▶ [SHORT EXERCISE]: Starting with the line that holds "Type out the text in this image.", reproduce each line through the last one of the data, exactly as written. Pictures are not copied.

━━ DATA SUPPLIED

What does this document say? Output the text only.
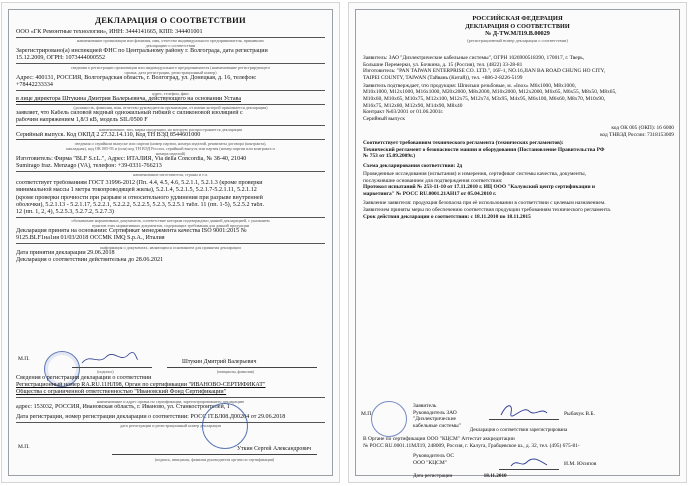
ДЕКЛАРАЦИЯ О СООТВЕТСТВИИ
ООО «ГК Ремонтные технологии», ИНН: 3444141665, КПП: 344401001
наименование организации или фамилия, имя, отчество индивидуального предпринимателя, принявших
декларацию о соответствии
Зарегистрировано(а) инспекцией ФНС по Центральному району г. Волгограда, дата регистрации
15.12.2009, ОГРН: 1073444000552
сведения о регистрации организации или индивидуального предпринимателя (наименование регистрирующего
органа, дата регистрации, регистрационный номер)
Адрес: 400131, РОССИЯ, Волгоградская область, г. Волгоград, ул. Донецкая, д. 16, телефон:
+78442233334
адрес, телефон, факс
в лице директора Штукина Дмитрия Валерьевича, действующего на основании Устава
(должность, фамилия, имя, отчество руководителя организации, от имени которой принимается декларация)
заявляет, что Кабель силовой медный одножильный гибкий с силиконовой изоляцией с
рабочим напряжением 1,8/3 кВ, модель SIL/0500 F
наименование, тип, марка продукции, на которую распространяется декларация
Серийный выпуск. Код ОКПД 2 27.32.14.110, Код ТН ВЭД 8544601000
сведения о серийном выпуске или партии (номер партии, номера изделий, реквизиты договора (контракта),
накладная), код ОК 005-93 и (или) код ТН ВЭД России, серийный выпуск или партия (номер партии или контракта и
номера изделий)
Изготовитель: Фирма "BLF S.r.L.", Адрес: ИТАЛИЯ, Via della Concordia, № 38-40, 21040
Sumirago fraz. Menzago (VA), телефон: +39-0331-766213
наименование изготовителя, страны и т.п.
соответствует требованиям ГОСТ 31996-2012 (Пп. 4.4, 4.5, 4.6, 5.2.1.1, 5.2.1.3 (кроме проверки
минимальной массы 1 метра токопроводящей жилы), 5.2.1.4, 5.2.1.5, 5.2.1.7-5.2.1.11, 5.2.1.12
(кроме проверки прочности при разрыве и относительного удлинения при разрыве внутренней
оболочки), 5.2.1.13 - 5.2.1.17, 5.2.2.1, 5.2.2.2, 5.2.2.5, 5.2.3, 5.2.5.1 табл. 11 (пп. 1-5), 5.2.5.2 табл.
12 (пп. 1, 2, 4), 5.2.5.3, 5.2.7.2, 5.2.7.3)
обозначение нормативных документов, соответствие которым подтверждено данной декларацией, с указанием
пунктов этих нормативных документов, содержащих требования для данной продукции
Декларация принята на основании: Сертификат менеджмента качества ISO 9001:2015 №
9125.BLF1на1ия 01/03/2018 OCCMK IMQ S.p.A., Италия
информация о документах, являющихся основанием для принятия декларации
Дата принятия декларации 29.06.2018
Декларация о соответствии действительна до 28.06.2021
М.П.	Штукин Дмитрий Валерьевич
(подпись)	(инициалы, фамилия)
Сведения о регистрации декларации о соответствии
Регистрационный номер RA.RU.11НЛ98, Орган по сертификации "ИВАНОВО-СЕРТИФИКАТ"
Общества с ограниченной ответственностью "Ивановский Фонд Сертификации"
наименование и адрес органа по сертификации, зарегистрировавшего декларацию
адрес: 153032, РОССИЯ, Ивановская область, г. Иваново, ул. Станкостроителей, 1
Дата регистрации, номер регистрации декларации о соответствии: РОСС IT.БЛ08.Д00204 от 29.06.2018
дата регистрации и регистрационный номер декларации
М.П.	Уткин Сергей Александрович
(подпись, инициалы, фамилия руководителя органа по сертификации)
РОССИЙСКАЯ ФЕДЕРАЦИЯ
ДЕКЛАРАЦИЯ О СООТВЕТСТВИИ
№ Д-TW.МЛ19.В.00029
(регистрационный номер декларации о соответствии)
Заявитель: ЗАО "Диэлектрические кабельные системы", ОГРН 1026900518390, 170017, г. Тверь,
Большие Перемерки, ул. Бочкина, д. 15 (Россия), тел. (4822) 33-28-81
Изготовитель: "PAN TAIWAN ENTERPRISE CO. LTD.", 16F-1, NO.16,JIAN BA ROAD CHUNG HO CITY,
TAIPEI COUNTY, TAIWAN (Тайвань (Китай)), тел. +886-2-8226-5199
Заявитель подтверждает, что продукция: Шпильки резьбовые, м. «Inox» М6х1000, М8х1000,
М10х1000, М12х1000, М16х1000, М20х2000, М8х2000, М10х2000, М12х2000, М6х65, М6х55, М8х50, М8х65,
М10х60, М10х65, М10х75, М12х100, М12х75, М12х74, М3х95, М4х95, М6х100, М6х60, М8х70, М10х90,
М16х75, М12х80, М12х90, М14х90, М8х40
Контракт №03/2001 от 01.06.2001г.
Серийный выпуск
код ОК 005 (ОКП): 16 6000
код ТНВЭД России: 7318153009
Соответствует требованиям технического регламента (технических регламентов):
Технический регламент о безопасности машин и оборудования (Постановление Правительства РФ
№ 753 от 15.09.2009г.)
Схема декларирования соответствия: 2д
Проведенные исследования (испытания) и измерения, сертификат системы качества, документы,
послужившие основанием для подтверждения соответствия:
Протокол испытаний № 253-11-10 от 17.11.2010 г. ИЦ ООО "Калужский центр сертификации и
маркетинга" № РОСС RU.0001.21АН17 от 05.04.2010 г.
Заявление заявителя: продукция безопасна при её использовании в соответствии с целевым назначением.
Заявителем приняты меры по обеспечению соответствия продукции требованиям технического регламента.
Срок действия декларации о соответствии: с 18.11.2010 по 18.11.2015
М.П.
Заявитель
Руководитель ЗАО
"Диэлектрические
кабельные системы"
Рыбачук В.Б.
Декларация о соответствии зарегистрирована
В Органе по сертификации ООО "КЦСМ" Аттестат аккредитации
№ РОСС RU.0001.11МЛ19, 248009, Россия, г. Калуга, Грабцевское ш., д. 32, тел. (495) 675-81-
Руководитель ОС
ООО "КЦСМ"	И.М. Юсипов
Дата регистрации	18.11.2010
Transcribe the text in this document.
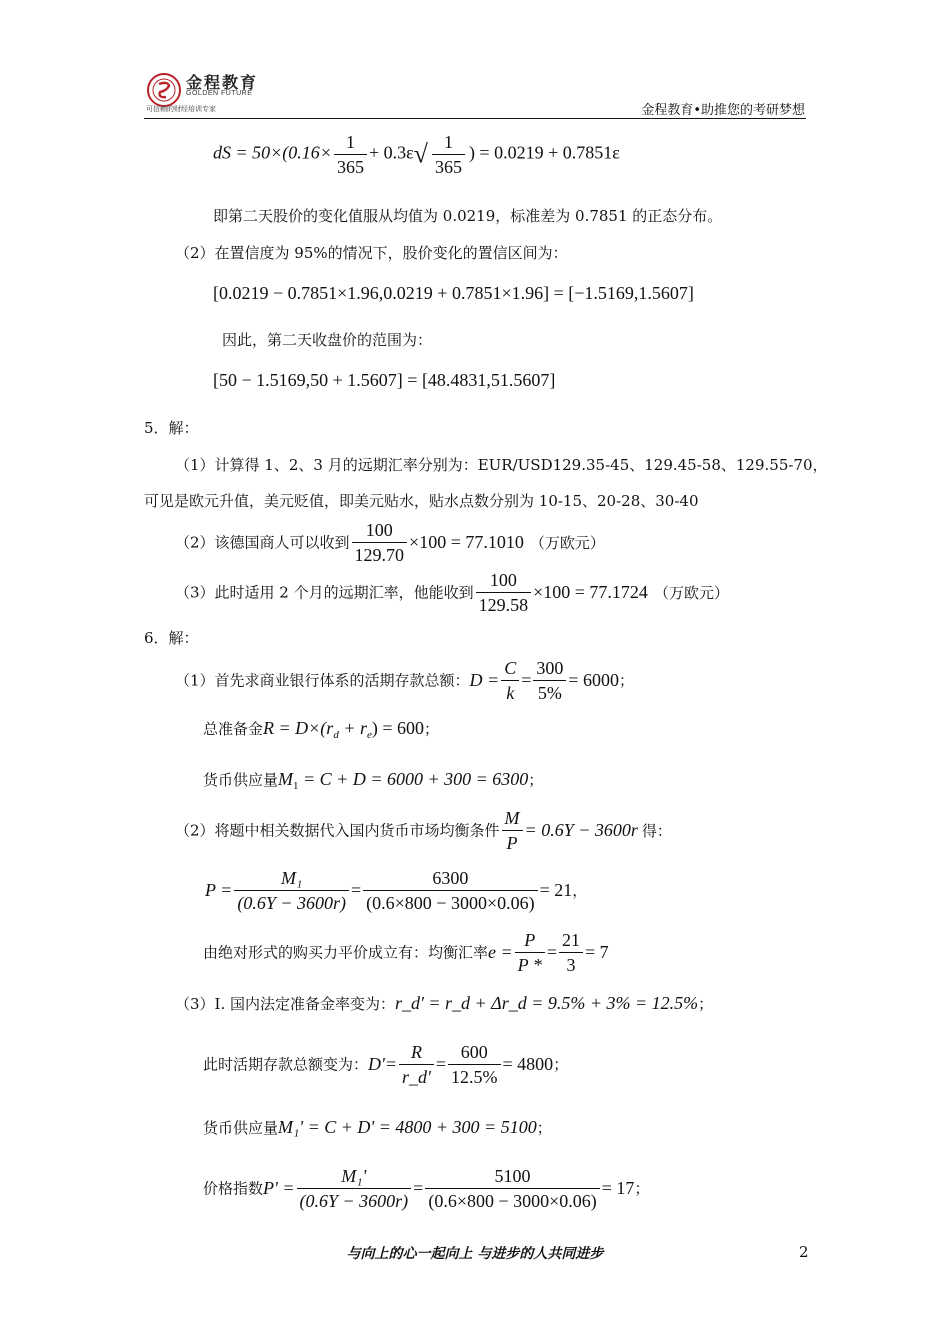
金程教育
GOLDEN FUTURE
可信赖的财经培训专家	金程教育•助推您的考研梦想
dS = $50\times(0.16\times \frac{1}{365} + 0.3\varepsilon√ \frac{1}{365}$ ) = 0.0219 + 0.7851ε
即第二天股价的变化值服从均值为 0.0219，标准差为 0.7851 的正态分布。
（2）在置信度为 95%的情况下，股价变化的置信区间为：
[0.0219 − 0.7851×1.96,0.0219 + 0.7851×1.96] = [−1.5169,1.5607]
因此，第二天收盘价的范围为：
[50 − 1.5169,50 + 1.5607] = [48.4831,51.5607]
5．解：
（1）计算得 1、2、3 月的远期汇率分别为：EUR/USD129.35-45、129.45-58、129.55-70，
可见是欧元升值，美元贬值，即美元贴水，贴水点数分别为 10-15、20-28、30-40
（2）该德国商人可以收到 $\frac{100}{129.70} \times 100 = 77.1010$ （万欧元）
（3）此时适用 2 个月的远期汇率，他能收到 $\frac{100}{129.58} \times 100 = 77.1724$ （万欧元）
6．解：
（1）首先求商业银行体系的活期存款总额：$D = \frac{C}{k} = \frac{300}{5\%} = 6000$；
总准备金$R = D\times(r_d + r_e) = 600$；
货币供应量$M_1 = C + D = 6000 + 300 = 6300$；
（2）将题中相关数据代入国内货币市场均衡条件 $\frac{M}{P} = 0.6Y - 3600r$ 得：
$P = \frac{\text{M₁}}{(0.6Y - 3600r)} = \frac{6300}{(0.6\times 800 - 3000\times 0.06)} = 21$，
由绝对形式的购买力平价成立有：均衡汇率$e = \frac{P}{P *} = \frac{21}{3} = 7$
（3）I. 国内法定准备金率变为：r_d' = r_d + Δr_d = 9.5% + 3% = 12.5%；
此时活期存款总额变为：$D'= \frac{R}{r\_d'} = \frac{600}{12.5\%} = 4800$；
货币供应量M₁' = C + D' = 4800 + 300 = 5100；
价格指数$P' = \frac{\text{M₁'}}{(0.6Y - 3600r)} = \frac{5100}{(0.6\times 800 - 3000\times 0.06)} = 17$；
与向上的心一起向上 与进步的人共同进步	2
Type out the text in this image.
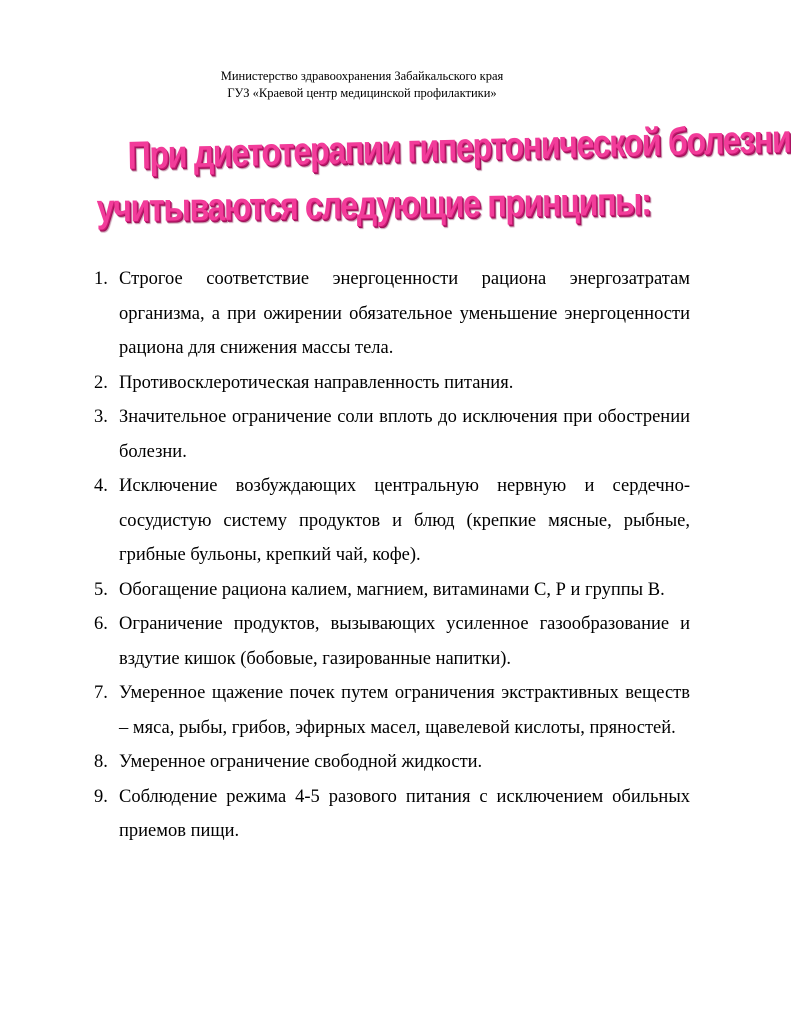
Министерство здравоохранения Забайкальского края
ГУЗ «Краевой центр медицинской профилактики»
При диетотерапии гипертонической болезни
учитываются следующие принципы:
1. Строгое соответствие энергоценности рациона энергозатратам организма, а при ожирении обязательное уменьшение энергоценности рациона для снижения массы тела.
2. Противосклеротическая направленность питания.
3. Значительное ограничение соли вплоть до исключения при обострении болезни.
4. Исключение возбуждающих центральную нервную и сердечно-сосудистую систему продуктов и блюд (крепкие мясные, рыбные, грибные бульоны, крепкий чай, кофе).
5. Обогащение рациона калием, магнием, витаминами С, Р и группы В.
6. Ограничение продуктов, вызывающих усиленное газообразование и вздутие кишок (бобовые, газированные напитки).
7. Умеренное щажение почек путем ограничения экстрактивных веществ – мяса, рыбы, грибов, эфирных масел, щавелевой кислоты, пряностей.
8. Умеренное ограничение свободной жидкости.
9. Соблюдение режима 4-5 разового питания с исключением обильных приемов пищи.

━━━━

▶ [TASK SOLUTION]:
Type out the text in this image.
Министерство здравоохранения Забайкальского края
ГУЗ «Краевой центр медицинской профилактики»
При диетотерапии гипертонической болезни
учитываются следующие принципы:
1. Строгое соответствие энергоценности рациона энергозатратам организма, а при ожирении обязательное уменьшение энергоценности рациона для снижения массы тела.
2. Противосклеротическая направленность питания.
3. Значительное ограничение соли вплоть до исключения при обострении болезни.
4. Исключение возбуждающих центральную нервную и сердечно-сосудистую систему продуктов и блюд (крепкие мясные, рыбные, грибные бульоны, крепкий чай, кофе).
5. Обогащение рациона калием, магнием, витаминами С, Р и группы В.
6. Ограничение продуктов, вызывающих усиленное газообразование и вздутие кишок (бобовые, газированные напитки).
7. Умеренное щажение почек путем ограничения экстрактивных веществ – мяса, рыбы, грибов, эфирных масел, щавелевой кислоты, пряностей.
8. Умеренное ограничение свободной жидкости.
9. Соблюдение режима 4-5 разового питания с исключением обильных приемов пищи.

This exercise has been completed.